Source passage:
"""

June 2011
Dilin Liu, Professor, Applied Linguistics and TESOL Program Coordinator, University of Alabama, dliu@as.ua.edu

Greetings! It is unbelievable that it has been more than a month since the 2011 TESOL Convention in New Orleans. For those who attended the convention, I hope you enjoyed it and found it rewarding. For those who did not have the opportunity to attend the convention, I hope you have now had the opportunity to take a look at the information, including copies of some of the presentation handouts posted online at the TESOL webpage.

I would like to take this opportunity to thank all of the approximately 25 ALIS members who attended our interest section’s open (business) meeting in New Orleans. At the meeting, outgoing chair Howard Williams gave a brief report about the major activities that the leadership of the interest section did or organized in the past year, including, among others, the reviewing of the proposals for the 2011 convention, the organization of the InterSection sessions, and the election of the new chair-elect (Kara Hunter of California State Polytechnic University at Pomona). Howard was also honored and presented a “certificate of appreciation” by TESOL’s Central Office.

Our interest section had a good showing in New Orleans with 30 individual presentations, one InterSection Session, and one Academic Session. Both the InterSection Session and the Academic Session were a great success. Howard Williams, the organizer of the InterSection Session, is covering the session in his contribution in this newsletter, so I will focus on the Academic Session.

"""

Required tasks:
a. Please rewrite everything in the newsletter column from "Greetings! It is" down to "the TESOL webpage.", substituting "slides" for "handouts".
b. Answer these questions from the newsletter column:
(i) In which city was the 2011 TESOL Convention held?
(ii) Who was elected the interest section's new chair-elect?
(iii) How many individual presentations did the interest section have at the convention?

Record excerpts:
"""

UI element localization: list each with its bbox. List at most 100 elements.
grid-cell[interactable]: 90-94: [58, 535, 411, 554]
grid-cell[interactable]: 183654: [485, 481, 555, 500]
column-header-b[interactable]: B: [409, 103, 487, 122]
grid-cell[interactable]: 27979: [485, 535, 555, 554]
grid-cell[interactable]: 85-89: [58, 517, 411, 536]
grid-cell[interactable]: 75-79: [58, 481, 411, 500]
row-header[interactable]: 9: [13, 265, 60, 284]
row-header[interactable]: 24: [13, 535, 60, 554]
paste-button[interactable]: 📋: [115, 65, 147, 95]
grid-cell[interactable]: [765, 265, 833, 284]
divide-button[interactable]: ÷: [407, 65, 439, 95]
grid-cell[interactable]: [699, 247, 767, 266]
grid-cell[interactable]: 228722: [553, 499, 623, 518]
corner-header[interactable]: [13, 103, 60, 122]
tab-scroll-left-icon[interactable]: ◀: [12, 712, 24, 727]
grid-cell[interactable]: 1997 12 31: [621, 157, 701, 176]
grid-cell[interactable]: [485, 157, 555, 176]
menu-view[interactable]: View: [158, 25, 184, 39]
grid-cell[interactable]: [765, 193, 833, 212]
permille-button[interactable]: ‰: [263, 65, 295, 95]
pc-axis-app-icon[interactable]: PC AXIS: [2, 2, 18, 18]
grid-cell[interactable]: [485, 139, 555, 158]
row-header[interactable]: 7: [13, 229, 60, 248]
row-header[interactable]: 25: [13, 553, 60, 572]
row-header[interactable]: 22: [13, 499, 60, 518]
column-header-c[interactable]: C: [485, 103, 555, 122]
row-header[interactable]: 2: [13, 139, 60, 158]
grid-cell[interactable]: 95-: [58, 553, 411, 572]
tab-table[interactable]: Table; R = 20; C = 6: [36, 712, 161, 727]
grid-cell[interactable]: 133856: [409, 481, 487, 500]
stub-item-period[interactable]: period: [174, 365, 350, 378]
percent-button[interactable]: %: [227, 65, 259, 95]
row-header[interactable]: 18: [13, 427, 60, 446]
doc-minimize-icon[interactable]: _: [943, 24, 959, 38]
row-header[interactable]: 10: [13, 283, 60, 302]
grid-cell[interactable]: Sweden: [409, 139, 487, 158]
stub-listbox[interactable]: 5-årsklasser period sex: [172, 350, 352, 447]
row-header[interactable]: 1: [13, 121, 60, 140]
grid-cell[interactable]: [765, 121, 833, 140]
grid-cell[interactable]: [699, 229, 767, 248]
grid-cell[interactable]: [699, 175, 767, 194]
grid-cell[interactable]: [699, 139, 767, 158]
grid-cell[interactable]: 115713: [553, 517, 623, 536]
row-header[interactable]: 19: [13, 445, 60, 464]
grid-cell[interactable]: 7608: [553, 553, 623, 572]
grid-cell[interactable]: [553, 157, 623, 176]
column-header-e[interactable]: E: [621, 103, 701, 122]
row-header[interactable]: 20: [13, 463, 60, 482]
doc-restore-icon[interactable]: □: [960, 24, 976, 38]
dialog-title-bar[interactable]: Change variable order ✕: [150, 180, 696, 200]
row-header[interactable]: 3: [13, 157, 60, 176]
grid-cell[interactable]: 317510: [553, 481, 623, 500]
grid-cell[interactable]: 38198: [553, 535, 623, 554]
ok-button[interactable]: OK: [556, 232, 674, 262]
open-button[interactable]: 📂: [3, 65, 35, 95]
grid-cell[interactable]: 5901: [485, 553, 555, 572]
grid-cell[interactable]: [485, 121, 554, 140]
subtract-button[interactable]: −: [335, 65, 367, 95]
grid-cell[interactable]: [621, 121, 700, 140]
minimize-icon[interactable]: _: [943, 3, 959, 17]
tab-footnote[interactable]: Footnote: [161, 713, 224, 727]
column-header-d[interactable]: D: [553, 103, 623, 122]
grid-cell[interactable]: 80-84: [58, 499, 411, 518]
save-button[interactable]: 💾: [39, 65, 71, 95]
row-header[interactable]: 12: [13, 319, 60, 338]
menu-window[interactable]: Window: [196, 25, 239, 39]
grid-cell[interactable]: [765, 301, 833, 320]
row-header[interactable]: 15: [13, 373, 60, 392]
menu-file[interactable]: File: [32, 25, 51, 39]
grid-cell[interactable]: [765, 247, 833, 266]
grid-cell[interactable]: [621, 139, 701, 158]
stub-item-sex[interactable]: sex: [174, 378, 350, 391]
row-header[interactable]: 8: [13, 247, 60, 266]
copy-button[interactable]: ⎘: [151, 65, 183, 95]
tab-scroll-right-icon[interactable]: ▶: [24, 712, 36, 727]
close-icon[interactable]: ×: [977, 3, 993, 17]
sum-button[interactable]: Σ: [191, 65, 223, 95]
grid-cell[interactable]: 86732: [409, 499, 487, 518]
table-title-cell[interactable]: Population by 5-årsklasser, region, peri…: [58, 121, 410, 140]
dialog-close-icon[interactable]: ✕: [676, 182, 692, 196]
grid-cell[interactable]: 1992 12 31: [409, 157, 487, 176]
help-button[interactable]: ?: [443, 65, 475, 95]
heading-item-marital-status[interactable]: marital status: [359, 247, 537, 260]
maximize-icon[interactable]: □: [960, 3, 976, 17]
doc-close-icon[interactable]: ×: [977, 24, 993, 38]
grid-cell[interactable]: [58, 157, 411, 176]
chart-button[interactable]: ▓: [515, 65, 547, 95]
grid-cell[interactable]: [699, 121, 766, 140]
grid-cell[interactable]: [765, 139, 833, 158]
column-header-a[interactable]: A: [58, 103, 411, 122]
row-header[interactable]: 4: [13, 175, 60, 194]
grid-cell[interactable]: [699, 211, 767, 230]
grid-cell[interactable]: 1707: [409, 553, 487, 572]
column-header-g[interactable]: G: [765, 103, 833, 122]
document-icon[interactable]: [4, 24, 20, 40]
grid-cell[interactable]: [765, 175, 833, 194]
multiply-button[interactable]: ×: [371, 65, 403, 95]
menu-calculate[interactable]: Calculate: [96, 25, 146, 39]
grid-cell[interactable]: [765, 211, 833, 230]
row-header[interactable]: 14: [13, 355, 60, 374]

"""

Solutions in order:
a.
Greetings! It is unbelievable that it has been more than a month since the 2011 TESOL Convention in New Orleans. For those who attended the convention, I hope you enjoyed it and found it rewarding. For those who did not have the opportunity to attend the convention, I hope you have now had the opportunity to take a look at the information, including copies of some of the presentation slides posted online at the TESOL webpage.

b.
(i) New Orleans
(ii) Kara Hunter of California State Polytechnic University at Pomona
(iii) 30